[Figure content listings]
----------

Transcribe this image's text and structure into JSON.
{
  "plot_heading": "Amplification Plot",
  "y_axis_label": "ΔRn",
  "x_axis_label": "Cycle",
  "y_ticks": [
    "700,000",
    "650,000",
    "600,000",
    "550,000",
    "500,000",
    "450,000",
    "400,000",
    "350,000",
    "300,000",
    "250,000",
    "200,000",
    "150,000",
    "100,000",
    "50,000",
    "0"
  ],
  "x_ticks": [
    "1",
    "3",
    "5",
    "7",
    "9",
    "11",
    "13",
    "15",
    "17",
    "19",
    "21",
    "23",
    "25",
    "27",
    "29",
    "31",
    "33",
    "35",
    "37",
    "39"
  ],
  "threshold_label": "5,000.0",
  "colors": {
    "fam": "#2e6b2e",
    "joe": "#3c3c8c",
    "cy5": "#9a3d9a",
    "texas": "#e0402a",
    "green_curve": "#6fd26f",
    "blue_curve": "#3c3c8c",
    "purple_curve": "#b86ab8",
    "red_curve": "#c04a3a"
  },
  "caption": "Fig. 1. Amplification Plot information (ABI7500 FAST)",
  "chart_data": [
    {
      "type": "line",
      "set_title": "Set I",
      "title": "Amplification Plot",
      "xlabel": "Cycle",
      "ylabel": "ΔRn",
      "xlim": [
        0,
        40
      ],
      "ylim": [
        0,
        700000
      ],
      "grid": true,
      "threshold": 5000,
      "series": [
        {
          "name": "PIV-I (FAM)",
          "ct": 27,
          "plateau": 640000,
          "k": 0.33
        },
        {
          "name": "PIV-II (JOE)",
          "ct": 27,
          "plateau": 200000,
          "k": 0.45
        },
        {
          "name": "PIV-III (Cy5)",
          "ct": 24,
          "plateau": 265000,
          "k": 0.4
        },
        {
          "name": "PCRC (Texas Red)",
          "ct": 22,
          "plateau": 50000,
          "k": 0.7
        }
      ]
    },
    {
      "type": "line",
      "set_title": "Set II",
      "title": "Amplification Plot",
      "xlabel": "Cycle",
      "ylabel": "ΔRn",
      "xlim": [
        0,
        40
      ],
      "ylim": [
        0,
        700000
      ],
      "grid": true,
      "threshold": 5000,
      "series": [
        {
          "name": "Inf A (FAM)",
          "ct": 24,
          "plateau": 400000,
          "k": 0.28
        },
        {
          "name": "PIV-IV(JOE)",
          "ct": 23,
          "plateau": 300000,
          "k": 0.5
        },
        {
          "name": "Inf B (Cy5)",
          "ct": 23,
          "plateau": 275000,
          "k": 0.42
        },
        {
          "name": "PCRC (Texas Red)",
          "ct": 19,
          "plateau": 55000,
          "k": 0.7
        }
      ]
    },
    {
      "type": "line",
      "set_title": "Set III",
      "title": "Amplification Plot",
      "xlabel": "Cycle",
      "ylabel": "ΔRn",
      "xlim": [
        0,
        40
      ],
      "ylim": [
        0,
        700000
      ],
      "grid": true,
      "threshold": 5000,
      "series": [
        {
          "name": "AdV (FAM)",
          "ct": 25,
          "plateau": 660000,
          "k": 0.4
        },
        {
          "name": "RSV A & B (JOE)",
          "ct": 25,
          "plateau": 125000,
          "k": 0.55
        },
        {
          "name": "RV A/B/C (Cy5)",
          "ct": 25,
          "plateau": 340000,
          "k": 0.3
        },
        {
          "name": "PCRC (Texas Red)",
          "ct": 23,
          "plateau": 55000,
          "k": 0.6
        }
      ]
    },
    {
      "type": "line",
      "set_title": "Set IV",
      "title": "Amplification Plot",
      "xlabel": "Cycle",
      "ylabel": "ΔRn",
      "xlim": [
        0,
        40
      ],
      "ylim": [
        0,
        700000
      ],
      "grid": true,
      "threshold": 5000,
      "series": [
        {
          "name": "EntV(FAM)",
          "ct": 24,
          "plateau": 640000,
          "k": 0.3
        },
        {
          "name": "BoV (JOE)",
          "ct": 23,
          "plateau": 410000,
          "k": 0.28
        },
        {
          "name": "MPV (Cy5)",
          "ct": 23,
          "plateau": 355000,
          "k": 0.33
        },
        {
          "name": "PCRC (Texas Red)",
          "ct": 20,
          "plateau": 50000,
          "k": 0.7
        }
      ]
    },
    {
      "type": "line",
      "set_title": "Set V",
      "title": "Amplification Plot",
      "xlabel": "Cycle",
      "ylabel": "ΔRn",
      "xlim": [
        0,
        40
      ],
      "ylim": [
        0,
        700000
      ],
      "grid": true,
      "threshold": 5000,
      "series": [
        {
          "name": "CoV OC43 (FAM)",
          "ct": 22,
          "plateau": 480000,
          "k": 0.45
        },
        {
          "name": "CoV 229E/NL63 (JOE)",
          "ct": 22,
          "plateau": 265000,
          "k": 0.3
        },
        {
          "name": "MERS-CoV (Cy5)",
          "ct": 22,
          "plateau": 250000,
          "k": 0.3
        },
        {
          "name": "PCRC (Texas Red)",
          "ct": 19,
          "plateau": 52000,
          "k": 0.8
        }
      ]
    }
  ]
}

----------

- [WHAT TO WORK ON] Faithfully reproduce all of the records, character for character.

- [TASK RESULT]
Transcribe this image's text and structure into JSON.
{
  "plot_heading": "Amplification Plot",
  "y_axis_label": "ΔRn",
  "x_axis_label": "Cycle",
  "y_ticks": [
    "700,000",
    "650,000",
    "600,000",
    "550,000",
    "500,000",
    "450,000",
    "400,000",
    "350,000",
    "300,000",
    "250,000",
    "200,000",
    "150,000",
    "100,000",
    "50,000",
    "0"
  ],
  "x_ticks": [
    "1",
    "3",
    "5",
    "7",
    "9",
    "11",
    "13",
    "15",
    "17",
    "19",
    "21",
    "23",
    "25",
    "27",
    "29",
    "31",
    "33",
    "35",
    "37",
    "39"
  ],
  "threshold_label": "5,000.0",
  "colors": {
    "fam": "#2e6b2e",
    "joe": "#3c3c8c",
    "cy5": "#9a3d9a",
    "texas": "#e0402a",
    "green_curve": "#6fd26f",
    "blue_curve": "#3c3c8c",
    "purple_curve": "#b86ab8",
    "red_curve": "#c04a3a"
  },
  "caption": "Fig. 1. Amplification Plot information (ABI7500 FAST)",
  "chart_data": [
    {
      "type": "line",
      "set_title": "Set I",
      "title": "Amplification Plot",
      "xlabel": "Cycle",
      "ylabel": "ΔRn",
      "xlim": [
        0,
        40
      ],
      "ylim": [
        0,
        700000
      ],
      "grid": true,
      "threshold": 5000,
      "series": [
        {
          "name": "PIV-I (FAM)",
          "ct": 27,
          "plateau": 640000,
          "k": 0.33
        },
        {
          "name": "PIV-II (JOE)",
          "ct": 27,
          "plateau": 200000,
          "k": 0.45
        },
        {
          "name": "PIV-III (Cy5)",
          "ct": 24,
          "plateau": 265000,
          "k": 0.4
        },
        {
          "name": "PCRC (Texas Red)",
          "ct": 22,
          "plateau": 50000,
          "k": 0.7
        }
      ]
    },
    {
      "type": "line",
      "set_title": "Set II",
      "title": "Amplification Plot",
      "xlabel": "Cycle",
      "ylabel": "ΔRn",
      "xlim": [
        0,
        40
      ],
      "ylim": [
        0,
        700000
      ],
      "grid": true,
      "threshold": 5000,
      "series": [
        {
          "name": "Inf A (FAM)",
          "ct": 24,
          "plateau": 400000,
          "k": 0.28
        },
        {
          "name": "PIV-IV(JOE)",
          "ct": 23,
          "plateau": 300000,
          "k": 0.5
        },
        {
          "name": "Inf B (Cy5)",
          "ct": 23,
          "plateau": 275000,
          "k": 0.42
        },
        {
          "name": "PCRC (Texas Red)",
          "ct": 19,
          "plateau": 55000,
          "k": 0.7
        }
      ]
    },
    {
      "type": "line",
      "set_title": "Set III",
      "title": "Amplification Plot",
      "xlabel": "Cycle",
      "ylabel": "ΔRn",
      "xlim": [
        0,
        40
      ],
      "ylim": [
        0,
        700000
      ],
      "grid": true,
      "threshold": 5000,
      "series": [
        {
          "name": "AdV (FAM)",
          "ct": 25,
          "plateau": 660000,
          "k": 0.4
        },
        {
          "name": "RSV A & B (JOE)",
          "ct": 25,
          "plateau": 125000,
          "k": 0.55
        },
        {
          "name": "RV A/B/C (Cy5)",
          "ct": 25,
          "plateau": 340000,
          "k": 0.3
        },
        {
          "name": "PCRC (Texas Red)",
          "ct": 23,
          "plateau": 55000,
          "k": 0.6
        }
      ]
    },
    {
      "type": "line",
      "set_title": "Set IV",
      "title": "Amplification Plot",
      "xlabel": "Cycle",
      "ylabel": "ΔRn",
      "xlim": [
        0,
        40
      ],
      "ylim": [
        0,
        700000
      ],
      "grid": true,
      "threshold": 5000,
      "series": [
        {
          "name": "EntV(FAM)",
          "ct": 24,
          "plateau": 640000,
          "k": 0.3
        },
        {
          "name": "BoV (JOE)",
          "ct": 23,
          "plateau": 410000,
          "k": 0.28
        },
        {
          "name": "MPV (Cy5)",
          "ct": 23,
          "plateau": 355000,
          "k": 0.33
        },
        {
          "name": "PCRC (Texas Red)",
          "ct": 20,
          "plateau": 50000,
          "k": 0.7
        }
      ]
    },
    {
      "type": "line",
      "set_title": "Set V",
      "title": "Amplification Plot",
      "xlabel": "Cycle",
      "ylabel": "ΔRn",
      "xlim": [
        0,
        40
      ],
      "ylim": [
        0,
        700000
      ],
      "grid": true,
      "threshold": 5000,
      "series": [
        {
          "name": "CoV OC43 (FAM)",
          "ct": 22,
          "plateau": 480000,
          "k": 0.45
        },
        {
          "name": "CoV 229E/NL63 (JOE)",
          "ct": 22,
          "plateau": 265000,
          "k": 0.3
        },
        {
          "name": "MERS-CoV (Cy5)",
          "ct": 22,
          "plateau": 250000,
          "k": 0.3
        },
        {
          "name": "PCRC (Texas Red)",
          "ct": 19,
          "plateau": 52000,
          "k": 0.8
        }
      ]
    }
  ]
}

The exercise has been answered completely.